Recordings of tanager songs were downloaded from either the Macaulay Library (http://macaulaylibrary.org/) or the online repository xeno-canto (http://xeno-canto.org/).
We used RavenPro (v. 1.4; Cornell Laboratory of Ornithology, Ithaca, NY, USA) sound analysis software to generate and extract measurements from spectrograms. Within Raven, we used a Hann spectrogram window with 300 samples, a DFT size of 512 samples, a hop size of 3.4 ms, a sampling frequency of 44.1 kHz and a time resolution of 11.6 ms. We followed Price et al. [29] in defining ‘songs’ as any vocalization that included tonal elements, exceeded 0.5 s in duration, and was preceded and followed by intervals greater than 1 s. We distinguished note types by eye and delimited notes as vocalizations that were temporally separated by at least 10 ms. Measurements were taken by cross-referencing spectrogram and waveform windows by eye to determine when vocalizations began and ended. We measured 20 temporal and frequency-related song characters and averaged measurements across individuals for each species. Detailed descriptions of each song character are available in the electronic supplementary material, table S1. We measured all available recordings for each species at the time of the study, up to a maximum of 38 individuals. In total, we measured 2737 songs (each from a different recording) from 321 species of tanagers (mean = 8.5, s.e. = 0.48 individuals per taxon).

§ Problem: Copy out the passage on measuring tanager songs word for word, from its first sentence to its last.

§ Available data:

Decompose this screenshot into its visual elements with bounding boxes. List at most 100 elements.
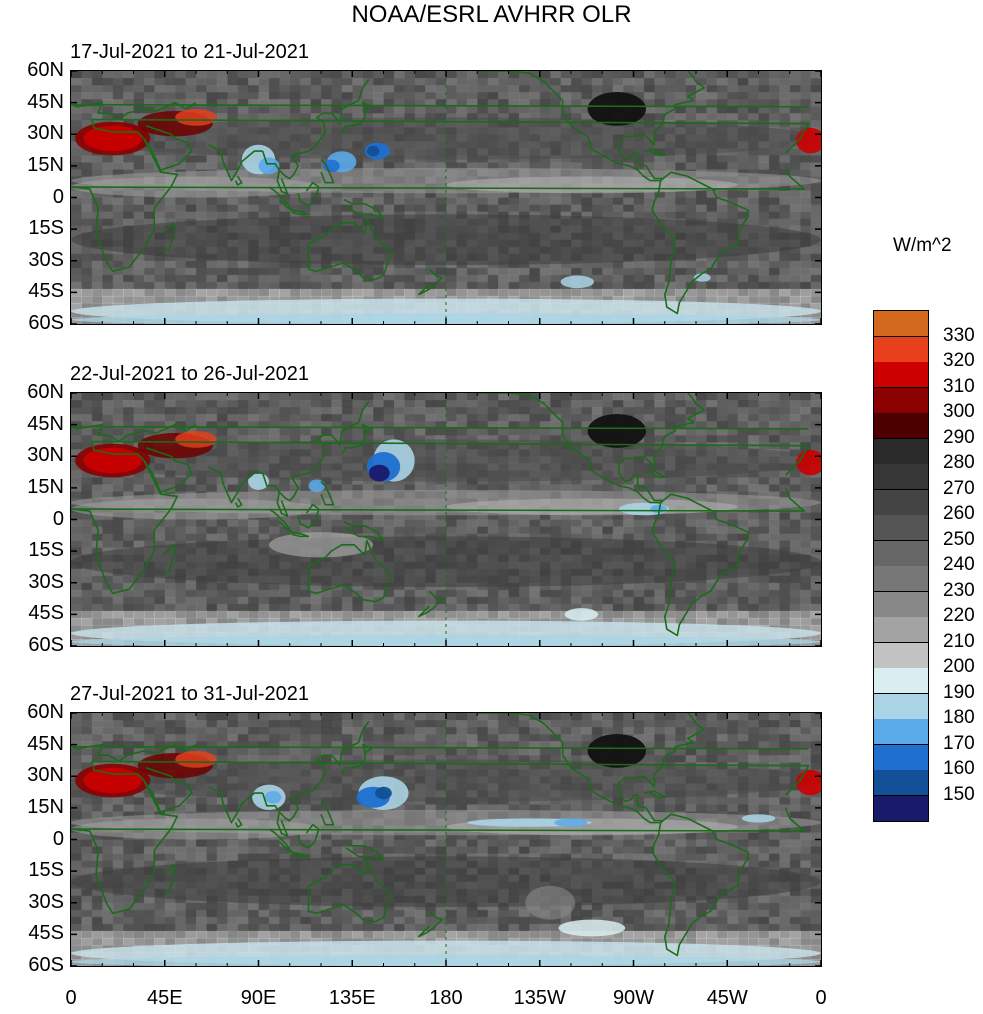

§ Response to the task:
Recordings of tanager songs were downloaded from either the Macaulay Library (http://macaulaylibrary.org/) or the online repository xeno-canto (http://xeno-canto.org/).
We used RavenPro (v. 1.4; Cornell Laboratory of Ornithology, Ithaca, NY, USA) sound analysis software to generate and extract measurements from spectrograms. Within Raven, we used a Hann spectrogram window with 300 samples, a DFT size of 512 samples, a hop size of 3.4 ms, a sampling frequency of 44.1 kHz and a time resolution of 11.6 ms. We followed Price et al. [29] in defining ‘songs’ as any vocalization that included tonal elements, exceeded 0.5 s in duration, and was preceded and followed by intervals greater than 1 s. We distinguished note types by eye and delimited notes as vocalizations that were temporally separated by at least 10 ms. Measurements were taken by cross-referencing spectrogram and waveform windows by eye to determine when vocalizations began and ended. We measured 20 temporal and frequency-related song characters and averaged measurements across individuals for each species. Detailed descriptions of each song character are available in the electronic supplementary material, table S1. We measured all available recordings for each species at the time of the study, up to a maximum of 38 individuals. In total, we measured 2737 songs (each from a different recording) from 321 species of tanagers (mean = 8.5, s.e. = 0.48 individuals per taxon).